Garante della Privacy: stop agli accessi indiscriminati ai dati dei pazienti.

Il Garante della Privacy è tornato proprio in questi giorni (26/11/2015) a parlare di protezione dei dati, ribadendo che l’accesso al dossier sanitario elettronico deve essere strettamente controllato.

I dati dei pazienti, infatti, devono, per legge, essere accessibili esclusivamente ai sanitari che assistono il paziente e solo per il tempo necessario alla cura.

Tali principi, già ampiamente affermati in passato, sono stati ribaditi dal Garante della Privacy con un provvedimento [doc. web n. 4449114] in cui ha dettato ad una Azienda sanitaria di Empoli una serie di misure per porre rimedio alle gravi violazioni, riscontrate nella gestione degli oltre 350 mila dossier sanitari, relativi ai pazienti che si erano rivolti alla struttura.

E’ necessario ribadire che il dossier, compilato da un organismo sanitario (ospedale, clinica privata), poiché contiene informazioni sullo stato di salute di un assistito (es. referti, documentazione sui ricoveri, accessi al pronto soccorso), va trattato con la massima discrezione, prevenendo attentamente ogni possibile accesso non autorizzato ai dati.

# RIGHE FORNITE
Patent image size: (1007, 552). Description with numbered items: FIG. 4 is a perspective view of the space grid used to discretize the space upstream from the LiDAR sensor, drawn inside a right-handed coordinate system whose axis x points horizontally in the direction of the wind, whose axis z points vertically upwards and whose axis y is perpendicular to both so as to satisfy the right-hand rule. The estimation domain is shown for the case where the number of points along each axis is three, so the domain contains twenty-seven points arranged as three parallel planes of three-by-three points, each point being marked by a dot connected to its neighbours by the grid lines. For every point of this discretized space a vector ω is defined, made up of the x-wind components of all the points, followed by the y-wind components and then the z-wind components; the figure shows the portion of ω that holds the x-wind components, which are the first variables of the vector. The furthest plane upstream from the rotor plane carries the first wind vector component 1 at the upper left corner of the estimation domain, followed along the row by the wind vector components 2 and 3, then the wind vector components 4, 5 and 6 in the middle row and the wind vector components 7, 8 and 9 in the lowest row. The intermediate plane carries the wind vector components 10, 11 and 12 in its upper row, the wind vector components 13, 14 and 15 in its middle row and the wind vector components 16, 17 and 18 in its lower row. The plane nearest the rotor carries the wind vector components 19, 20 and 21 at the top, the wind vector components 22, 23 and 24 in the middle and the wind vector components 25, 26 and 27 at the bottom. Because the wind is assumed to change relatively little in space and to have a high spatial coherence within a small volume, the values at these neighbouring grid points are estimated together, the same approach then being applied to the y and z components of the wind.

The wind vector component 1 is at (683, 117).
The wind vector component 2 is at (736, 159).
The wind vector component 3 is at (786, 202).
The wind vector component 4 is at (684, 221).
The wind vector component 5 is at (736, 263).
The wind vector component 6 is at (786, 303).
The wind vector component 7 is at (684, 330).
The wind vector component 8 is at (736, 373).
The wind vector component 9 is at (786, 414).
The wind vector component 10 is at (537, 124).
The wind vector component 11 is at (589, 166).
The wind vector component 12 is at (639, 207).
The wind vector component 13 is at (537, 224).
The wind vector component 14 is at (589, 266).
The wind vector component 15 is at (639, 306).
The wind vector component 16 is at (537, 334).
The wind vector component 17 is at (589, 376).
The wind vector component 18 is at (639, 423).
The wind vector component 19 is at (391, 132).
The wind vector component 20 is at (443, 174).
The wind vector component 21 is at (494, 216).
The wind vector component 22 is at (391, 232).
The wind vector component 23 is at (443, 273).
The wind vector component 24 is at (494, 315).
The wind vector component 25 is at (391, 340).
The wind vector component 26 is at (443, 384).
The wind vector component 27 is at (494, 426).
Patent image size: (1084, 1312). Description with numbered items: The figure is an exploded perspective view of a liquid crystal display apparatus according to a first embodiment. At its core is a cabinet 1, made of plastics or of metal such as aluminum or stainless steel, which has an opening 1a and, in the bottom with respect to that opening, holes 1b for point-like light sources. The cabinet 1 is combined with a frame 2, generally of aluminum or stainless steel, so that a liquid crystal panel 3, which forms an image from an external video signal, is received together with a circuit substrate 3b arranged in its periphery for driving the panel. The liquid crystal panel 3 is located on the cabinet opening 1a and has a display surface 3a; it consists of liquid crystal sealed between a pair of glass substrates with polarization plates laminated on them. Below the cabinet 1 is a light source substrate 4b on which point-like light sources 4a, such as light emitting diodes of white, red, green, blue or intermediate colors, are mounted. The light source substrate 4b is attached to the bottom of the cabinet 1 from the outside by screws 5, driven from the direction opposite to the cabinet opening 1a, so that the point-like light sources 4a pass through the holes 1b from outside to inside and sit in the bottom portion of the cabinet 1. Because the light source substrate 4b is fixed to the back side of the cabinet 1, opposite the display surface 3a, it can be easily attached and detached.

# CONSEGNE
- 1) Elenca gli esempi di informazioni sullo stato di salute di un assistito che l'estratto sul Garante della Privacy indica come contenuti nel dossier.
- 2) Rispondi alle seguenti domande sull'estratto relativo al Garante della Privacy.
(a) In quale data il Garante è tornato a parlare di protezione dei dati?
(b) In quale città ha sede l'Azienda sanitaria a cui il Garante ha dettato le misure?
(c) Quanti dossier sanitari riguardava la gestione in cui sono state riscontrate le violazioni?
- 3) Secondo l'estratto sul Garante della Privacy, perché il dossier compilato da un organismo sanitario va trattato con la massima discrezione?

# SOLUZIONI
- 1)
Referti
Documentazione sui ricoveri
Accessi al pronto soccorso

- 2)
(a) Il 26/11/2015.
(b) A Empoli.
(c) Oltre 350 mila.

- 3) Il dossier va trattato con la massima discrezione perché contiene informazioni sullo stato di salute di un assistito. Per questo bisogna prevenire con attenzione ogni possibile accesso non autorizzato ai dati.